### [Source material]
•••••

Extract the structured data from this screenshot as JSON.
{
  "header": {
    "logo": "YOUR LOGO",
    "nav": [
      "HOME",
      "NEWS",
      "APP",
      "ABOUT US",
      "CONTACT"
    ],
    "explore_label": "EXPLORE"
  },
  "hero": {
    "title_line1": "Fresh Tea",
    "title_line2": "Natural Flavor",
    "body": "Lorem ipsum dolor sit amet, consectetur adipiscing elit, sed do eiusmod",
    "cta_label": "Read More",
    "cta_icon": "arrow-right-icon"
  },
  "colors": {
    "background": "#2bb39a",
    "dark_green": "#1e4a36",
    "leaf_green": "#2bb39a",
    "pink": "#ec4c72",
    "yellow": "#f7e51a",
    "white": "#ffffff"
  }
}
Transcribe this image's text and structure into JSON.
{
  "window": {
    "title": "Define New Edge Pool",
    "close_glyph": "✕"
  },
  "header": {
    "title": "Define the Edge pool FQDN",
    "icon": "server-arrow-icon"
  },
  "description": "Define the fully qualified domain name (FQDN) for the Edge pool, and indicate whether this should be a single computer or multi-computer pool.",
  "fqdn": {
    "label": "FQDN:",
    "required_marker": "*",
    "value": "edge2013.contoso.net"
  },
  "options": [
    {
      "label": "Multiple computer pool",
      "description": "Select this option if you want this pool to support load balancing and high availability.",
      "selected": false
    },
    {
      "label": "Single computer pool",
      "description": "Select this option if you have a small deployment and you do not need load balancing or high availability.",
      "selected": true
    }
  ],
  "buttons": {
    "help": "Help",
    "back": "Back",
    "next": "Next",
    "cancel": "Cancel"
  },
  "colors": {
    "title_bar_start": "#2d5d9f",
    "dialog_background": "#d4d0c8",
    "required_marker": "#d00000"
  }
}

•••••

### [What is expected]
Filter the records down to the lines that contain the string "availability", and copy those lines.

### [Solution for this task]
      "description": "Select this option if you want this pool to support load balancing and high availability.",
      "description": "Select this option if you have a small deployment and you do not need load balancing or high availability.",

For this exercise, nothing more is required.